▶ [WHAT TO DO] Recast the items below as a Markdown table with the columns "Row" and "Line," giving each non-blank line its own numbered row.

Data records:
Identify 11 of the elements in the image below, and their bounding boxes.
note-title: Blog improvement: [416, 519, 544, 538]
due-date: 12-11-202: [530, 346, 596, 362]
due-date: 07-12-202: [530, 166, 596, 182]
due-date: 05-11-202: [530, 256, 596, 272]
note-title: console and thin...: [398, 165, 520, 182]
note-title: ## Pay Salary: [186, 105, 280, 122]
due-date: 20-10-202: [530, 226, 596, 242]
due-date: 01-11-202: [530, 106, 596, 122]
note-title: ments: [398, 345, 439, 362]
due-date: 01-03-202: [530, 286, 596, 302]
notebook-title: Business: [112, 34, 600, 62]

▶ [RESULT]
| Row | Line |
|---|---|
| 1 | Identify 11 of the elements in the image below, and their bounding boxes. |
| 2 | note-title: Blog improvement: [416, 519, 544, 538] |
| 3 | due-date: 12-11-202: [530, 346, 596, 362] |
| 4 | due-date: 07-12-202: [530, 166, 596, 182] |
| 5 | due-date: 05-11-202: [530, 256, 596, 272] |
| 6 | note-title: console and thin...: [398, 165, 520, 182] |
| 7 | note-title: ## Pay Salary: [186, 105, 280, 122] |
| 8 | due-date: 20-10-202: [530, 226, 596, 242] |
| 9 | due-date: 01-11-202: [530, 106, 596, 122] |
| 10 | note-title: ments: [398, 345, 439, 362] |
| 11 | due-date: 01-03-202: [530, 286, 596, 302] |
| 12 | notebook-title: Business: [112, 34, 600, 62] |